TEXT SECTION ->

- Theatrical release poster
- Directed by: Karuna Kumar
- Written by: Karuna Kumar
- Produced by: Dhyan Atluri
- Starring: Rakshith Nakshatra Raghu Kunche
- Cinematography: Arul Vincent
- Edited by: Kotagiri Venkateswara Rao
- Music by: Raghu Kunche
- Production company: Sudhas Media
- Distributed by: Suresh Productions
- Release date: 6 March 2020;
- Running time: 144 minutes
- Country: India
- Language: Telugu

= Palasa 1978 =

Palasa 1978 is a 2020 Indian Telugu-language period action thriller film written and directed by Karuna Kumar in his directorial debut. The film stars Rakshith, Nakshatra, and Raghu Kunche who also composed the music. Prawin Yendamuri and Thiruveer play a supporting roles. The film is set in 1970s in Palasa, a town in Srikakulam district of Andhra Pradesh and revolves around the incidents related to caste discrimination and untouchability. The film was listed in the Film Companions "Top 7 Telugu films of 2020" chart.

== Plot ==
The film starts with a man coming and beating another man, asking where is he? He tells that the man is in the Durga Mata festival. He goes and beheaded the man. Everyone is in shock. Then the police come immediately and try to catch the man. Then finally, one of the police officers catches up to him and asks why did he kill the man. The man tells his own story which exposes the caste discrimination in society.

== Cast ==

- Rakshith as Mohan Rao
- Nakshatra Trinayani as Lacchimi
- Raghu Kunche as Chinna Dora Guru Murthy ("Chinna Shavukar")
- Prawin Yendamuri as Tarakesh
- Janardhan as Pedda Dora Linga Murthy
- Vijay Ram as Sebastian
- Thiruveer as Rangarao
- Laxman Meesala as Dandaasi
- Kancharapalem Raju as Satya Narayana
- Jagadeesh Prathap Bandhari as Muthyalu
- Mirchi Madhavi as Sri Laxmi
- Thanmai Bolt as Gajula Gowri
- Shanmuk as Ganapavasu
- Sherin Santhosh as Jaggamma

== Production ==

=== Development ===
Karuna Kumar debuted as a director with the film. He admitted that the film is based on the incidents happened in his own hometown.

=== Cast and crew ===

As a maker of short-films, I used to work with a small crew. But when it comes to a feature film, there would be 80-100 people on set at any given time. Many wouldn't even be aware of who is the film's director. I have learned how to manage people on set. It's important, like directorial skills.
— Karuna Kumar, LetsOtt

Most of the actors in the film are debutants who previously worked in a few short films and web-series. Rakshith, who was last seen in London Babulu (2017), was signed to play the lead role after he consulted short film director Karuna Kumar. Rakshit's family friend, Tammareddy Bharadwaja, distributed the film. Rakshith learned the Palasa dialect of Telugu for the film. Thiruveer, who played the antagonist in George Reddy (2019), was signed to portray an antagonistic role.

Raghu Kunche composed the music who also played the character Guru Murthy in the film. He got wide recognition for both music composition and his acting. Arul Vincent in his Tollywood debut, handled the cinematography of the film. Award-winning editor Kotagiri Venkateswara Rao who worked for popular franchise Baahubali and film like Eega, Yamadonga, Magadheera, handled the editing production.

DATA EXTRACTS ->
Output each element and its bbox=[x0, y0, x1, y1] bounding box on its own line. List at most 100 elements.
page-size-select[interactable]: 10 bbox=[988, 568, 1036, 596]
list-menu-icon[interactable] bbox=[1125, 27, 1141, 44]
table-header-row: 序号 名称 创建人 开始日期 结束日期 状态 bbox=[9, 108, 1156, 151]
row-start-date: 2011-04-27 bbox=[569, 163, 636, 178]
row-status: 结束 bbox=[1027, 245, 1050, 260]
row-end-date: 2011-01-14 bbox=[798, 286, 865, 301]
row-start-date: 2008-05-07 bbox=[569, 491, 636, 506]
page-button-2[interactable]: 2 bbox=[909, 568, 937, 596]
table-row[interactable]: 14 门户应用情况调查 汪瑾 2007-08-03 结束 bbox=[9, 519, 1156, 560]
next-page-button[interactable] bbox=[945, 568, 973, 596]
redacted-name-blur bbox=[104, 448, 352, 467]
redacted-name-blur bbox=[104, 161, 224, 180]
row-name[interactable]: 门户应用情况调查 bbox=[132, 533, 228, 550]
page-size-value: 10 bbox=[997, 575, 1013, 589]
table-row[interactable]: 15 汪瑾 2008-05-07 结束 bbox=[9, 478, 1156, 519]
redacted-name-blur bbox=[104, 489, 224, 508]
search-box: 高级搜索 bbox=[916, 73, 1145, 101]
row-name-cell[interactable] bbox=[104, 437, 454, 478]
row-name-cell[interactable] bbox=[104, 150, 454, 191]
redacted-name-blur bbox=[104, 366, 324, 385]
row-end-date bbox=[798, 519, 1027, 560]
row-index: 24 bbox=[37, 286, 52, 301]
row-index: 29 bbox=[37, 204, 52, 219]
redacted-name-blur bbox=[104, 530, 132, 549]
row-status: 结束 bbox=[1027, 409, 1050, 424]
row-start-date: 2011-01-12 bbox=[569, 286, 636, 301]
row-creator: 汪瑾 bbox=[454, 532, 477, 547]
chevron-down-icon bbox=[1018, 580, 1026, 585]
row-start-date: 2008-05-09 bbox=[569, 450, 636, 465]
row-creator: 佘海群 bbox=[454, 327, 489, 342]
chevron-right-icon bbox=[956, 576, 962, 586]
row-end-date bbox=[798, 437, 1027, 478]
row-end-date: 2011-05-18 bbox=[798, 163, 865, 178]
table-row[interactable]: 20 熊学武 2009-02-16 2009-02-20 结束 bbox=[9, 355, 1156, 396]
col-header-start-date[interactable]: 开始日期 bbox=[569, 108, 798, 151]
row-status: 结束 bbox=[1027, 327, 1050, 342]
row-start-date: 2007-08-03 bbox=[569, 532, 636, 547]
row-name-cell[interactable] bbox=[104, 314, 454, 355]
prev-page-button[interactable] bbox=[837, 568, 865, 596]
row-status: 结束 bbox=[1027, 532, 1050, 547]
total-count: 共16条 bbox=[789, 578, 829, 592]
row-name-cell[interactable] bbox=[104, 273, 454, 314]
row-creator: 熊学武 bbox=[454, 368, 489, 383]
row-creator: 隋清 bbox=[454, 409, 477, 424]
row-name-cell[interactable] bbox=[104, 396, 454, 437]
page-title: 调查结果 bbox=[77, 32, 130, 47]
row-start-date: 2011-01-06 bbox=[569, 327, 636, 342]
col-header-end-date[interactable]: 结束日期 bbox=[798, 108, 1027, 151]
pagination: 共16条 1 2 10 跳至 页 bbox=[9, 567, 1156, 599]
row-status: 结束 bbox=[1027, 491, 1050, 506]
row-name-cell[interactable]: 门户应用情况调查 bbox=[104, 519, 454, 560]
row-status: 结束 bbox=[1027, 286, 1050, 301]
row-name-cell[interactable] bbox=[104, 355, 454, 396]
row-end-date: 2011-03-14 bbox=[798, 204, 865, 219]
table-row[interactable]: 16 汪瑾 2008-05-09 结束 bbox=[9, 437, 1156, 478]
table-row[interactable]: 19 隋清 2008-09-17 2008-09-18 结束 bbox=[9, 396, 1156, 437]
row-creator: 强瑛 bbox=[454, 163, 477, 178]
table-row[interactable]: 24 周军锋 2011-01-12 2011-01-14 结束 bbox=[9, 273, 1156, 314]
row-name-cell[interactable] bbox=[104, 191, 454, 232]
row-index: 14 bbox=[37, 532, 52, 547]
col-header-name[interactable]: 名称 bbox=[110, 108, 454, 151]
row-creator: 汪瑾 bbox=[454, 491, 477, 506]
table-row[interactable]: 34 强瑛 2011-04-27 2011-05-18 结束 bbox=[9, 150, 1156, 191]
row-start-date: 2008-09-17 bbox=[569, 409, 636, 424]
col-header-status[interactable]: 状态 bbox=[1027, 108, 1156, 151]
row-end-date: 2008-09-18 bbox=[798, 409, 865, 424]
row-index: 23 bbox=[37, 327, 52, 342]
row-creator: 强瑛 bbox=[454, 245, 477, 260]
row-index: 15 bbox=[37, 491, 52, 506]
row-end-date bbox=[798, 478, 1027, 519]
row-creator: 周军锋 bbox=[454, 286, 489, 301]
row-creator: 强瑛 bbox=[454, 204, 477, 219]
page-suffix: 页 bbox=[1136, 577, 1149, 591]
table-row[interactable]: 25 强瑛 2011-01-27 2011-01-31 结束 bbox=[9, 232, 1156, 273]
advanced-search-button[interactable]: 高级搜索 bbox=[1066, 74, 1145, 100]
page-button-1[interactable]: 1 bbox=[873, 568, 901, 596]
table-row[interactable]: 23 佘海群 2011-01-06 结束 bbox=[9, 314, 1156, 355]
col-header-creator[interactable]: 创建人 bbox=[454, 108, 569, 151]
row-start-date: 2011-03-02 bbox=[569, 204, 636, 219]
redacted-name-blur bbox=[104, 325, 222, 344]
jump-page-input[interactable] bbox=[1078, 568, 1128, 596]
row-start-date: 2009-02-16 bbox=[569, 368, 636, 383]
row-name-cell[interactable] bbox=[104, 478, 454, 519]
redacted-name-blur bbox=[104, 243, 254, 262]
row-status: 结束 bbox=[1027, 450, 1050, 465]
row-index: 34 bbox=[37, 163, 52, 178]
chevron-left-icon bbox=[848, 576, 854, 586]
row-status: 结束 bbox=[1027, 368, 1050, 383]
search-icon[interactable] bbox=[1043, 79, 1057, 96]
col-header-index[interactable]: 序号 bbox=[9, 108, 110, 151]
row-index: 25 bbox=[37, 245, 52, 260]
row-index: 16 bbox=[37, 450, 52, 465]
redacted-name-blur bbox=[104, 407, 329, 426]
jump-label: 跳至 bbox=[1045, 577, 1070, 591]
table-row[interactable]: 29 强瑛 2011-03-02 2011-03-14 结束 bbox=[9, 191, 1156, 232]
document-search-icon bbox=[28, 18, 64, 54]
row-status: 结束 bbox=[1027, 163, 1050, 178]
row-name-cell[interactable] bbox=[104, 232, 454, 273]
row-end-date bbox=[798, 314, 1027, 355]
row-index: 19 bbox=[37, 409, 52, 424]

EXERCISE 1 -> Translate into Spanish this sentence from the Palasa 1978 article: "Karuna Kumar debuted as a director with the film."
EXERCISE 2 -> List every title of another film or franchise besides Palasa 1978 that the "Cast and crew" section of the Palasa 1978 article names.

TASK SOLUTION 1 -> Karuna Kumar debutó como director con la película.

TASK SOLUTION 2 -> London Babulu, George Reddy, Baahubali, Eega, Yamadonga, Magadheera